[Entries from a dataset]
=======
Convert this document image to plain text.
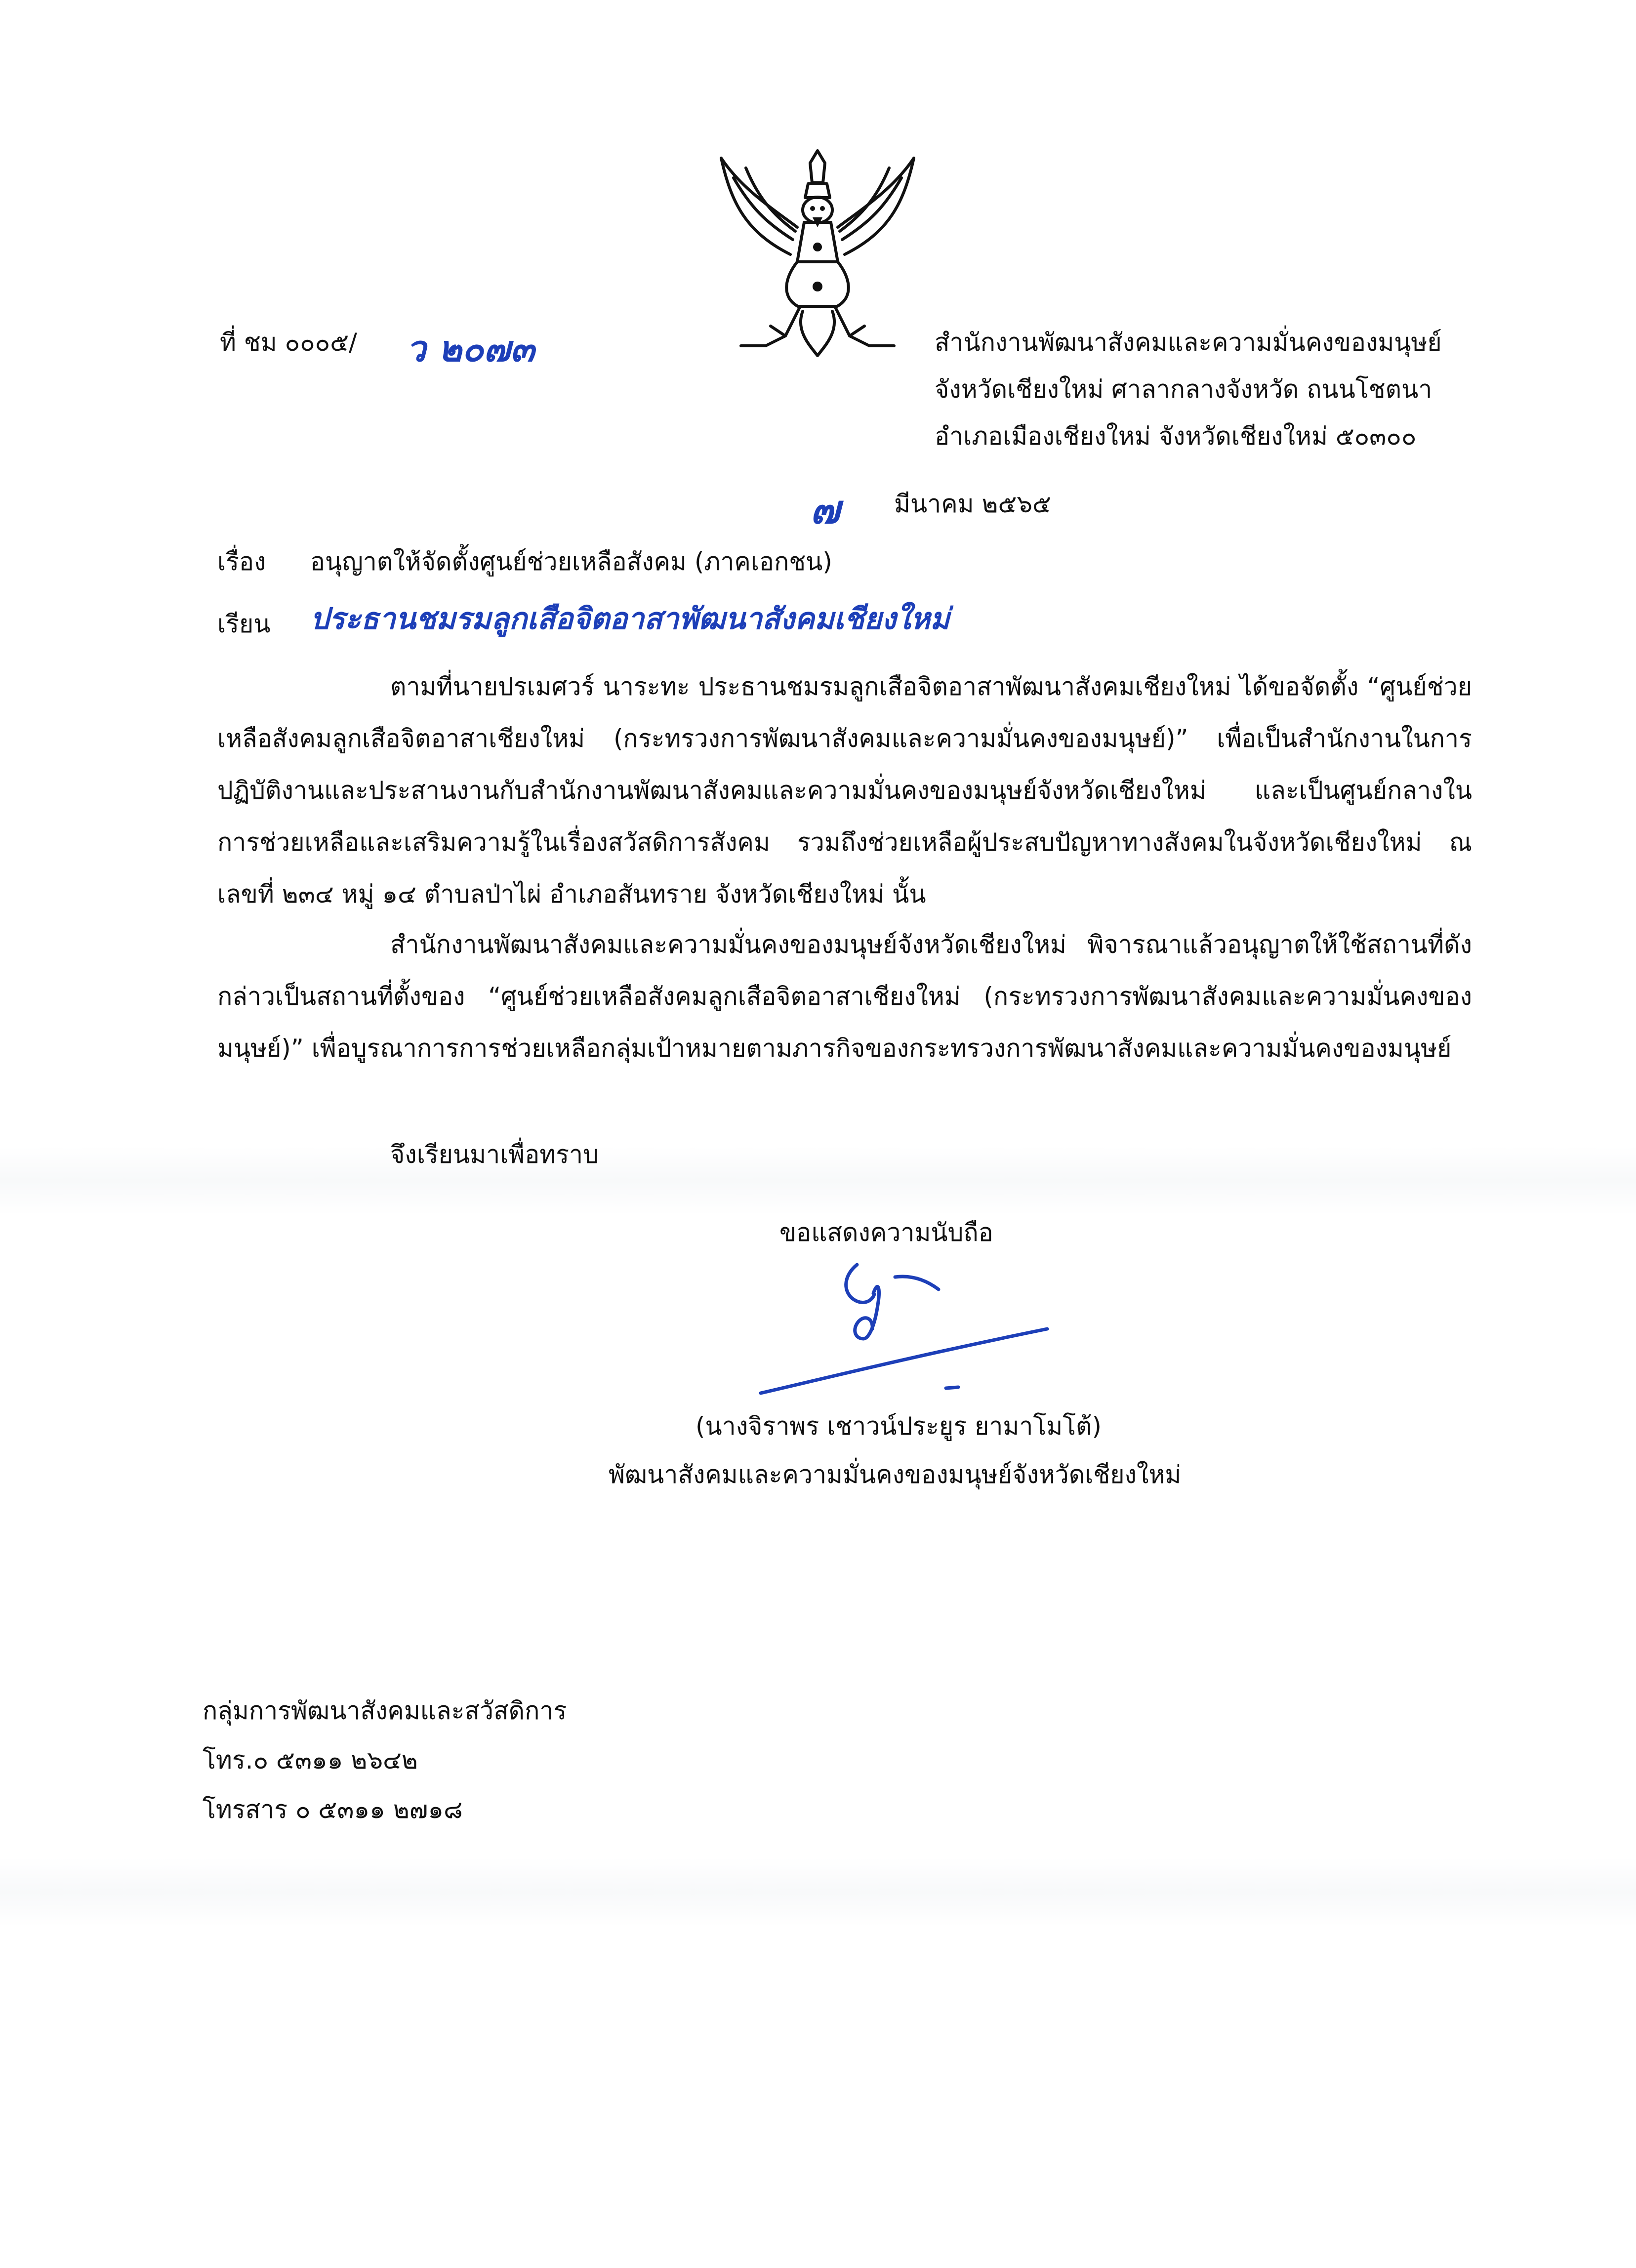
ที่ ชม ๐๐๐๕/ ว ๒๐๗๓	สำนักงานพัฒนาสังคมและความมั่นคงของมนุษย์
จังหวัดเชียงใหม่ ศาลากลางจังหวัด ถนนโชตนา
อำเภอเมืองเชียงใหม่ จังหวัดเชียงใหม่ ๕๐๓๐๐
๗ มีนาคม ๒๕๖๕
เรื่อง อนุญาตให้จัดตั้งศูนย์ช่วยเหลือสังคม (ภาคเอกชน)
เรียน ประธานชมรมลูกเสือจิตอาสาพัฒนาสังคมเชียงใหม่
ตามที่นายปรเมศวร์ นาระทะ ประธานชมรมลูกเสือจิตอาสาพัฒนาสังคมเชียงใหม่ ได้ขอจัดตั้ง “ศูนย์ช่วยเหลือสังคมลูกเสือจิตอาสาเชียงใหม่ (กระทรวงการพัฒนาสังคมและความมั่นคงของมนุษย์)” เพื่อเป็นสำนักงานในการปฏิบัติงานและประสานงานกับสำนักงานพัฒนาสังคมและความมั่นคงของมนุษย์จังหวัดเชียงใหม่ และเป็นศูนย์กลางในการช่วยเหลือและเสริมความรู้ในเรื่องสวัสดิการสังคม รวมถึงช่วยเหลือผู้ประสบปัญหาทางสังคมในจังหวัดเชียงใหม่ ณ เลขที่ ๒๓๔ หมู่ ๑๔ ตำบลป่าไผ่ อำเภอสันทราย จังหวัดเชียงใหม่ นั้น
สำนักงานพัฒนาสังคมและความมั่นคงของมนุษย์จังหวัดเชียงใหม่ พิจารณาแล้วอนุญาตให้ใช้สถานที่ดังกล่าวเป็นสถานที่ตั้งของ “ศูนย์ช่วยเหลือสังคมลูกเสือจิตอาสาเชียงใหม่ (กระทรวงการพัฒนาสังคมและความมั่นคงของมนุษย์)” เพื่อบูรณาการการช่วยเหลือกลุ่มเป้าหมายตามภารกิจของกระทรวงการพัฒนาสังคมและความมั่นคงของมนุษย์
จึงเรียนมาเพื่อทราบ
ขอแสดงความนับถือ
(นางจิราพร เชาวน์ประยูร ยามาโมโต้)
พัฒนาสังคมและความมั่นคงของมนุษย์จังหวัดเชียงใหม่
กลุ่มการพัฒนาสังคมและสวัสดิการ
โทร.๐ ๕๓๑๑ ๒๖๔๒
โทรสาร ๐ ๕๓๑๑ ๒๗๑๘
=======
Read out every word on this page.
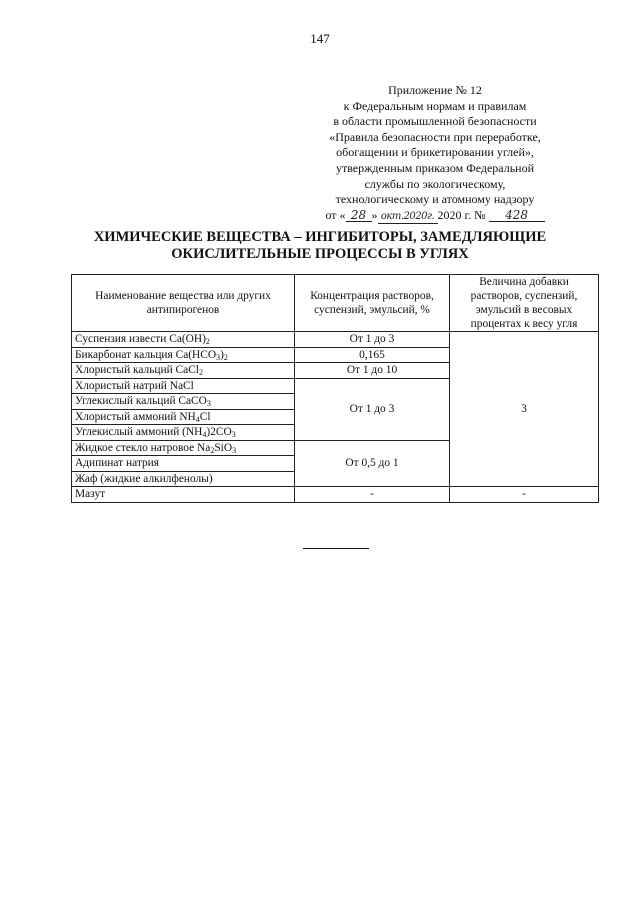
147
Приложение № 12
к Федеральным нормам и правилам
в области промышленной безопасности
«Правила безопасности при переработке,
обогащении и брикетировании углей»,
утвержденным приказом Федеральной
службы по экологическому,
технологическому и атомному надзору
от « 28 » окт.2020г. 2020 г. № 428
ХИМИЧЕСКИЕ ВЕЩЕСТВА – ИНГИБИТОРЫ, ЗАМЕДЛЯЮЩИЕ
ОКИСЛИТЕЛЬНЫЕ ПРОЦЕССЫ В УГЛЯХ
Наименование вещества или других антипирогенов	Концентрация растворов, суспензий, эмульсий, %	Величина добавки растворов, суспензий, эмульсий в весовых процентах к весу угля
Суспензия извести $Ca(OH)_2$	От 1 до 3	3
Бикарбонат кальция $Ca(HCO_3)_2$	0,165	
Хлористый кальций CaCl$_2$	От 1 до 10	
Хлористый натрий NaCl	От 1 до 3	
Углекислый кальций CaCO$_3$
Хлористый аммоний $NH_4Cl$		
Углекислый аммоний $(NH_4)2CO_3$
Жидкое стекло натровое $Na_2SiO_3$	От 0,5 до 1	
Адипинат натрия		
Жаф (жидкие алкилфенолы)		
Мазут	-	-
=======
| Requirement |
Working from the entries above, return all lines that contain "วยเหล".

| Completed exercise |
เรื่อง อนุญาตให้จัดตั้งศูนย์ช่วยเหลือสังคม (ภาคเอกชน)
ตามที่นายปรเมศวร์ นาระทะ ประธานชมรมลูกเสือจิตอาสาพัฒนาสังคมเชียงใหม่ ได้ขอจัดตั้ง “ศูนย์ช่วยเหลือสังคมลูกเสือจิตอาสาเชียงใหม่ (กระทรวงการพัฒนาสังคมและความมั่นคงของมนุษย์)” เพื่อเป็นสำนักงานในการปฏิบัติงานและประสานงานกับสำนักงานพัฒนาสังคมและความมั่นคงของมนุษย์จังหวัดเชียงใหม่ และเป็นศูนย์กลางในการช่วยเหลือและเสริมความรู้ในเรื่องสวัสดิการสังคม รวมถึงช่วยเหลือผู้ประสบปัญหาทางสังคมในจังหวัดเชียงใหม่ ณ เลขที่ ๒๓๔ หมู่ ๑๔ ตำบลป่าไผ่ อำเภอสันทราย จังหวัดเชียงใหม่ นั้น
สำนักงานพัฒนาสังคมและความมั่นคงของมนุษย์จังหวัดเชียงใหม่ พิจารณาแล้วอนุญาตให้ใช้สถานที่ดังกล่าวเป็นสถานที่ตั้งของ “ศูนย์ช่วยเหลือสังคมลูกเสือจิตอาสาเชียงใหม่ (กระทรวงการพัฒนาสังคมและความมั่นคงของมนุษย์)” เพื่อบูรณาการการช่วยเหลือกลุ่มเป้าหมายตามภารกิจของกระทรวงการพัฒนาสังคมและความมั่นคงของมนุษย์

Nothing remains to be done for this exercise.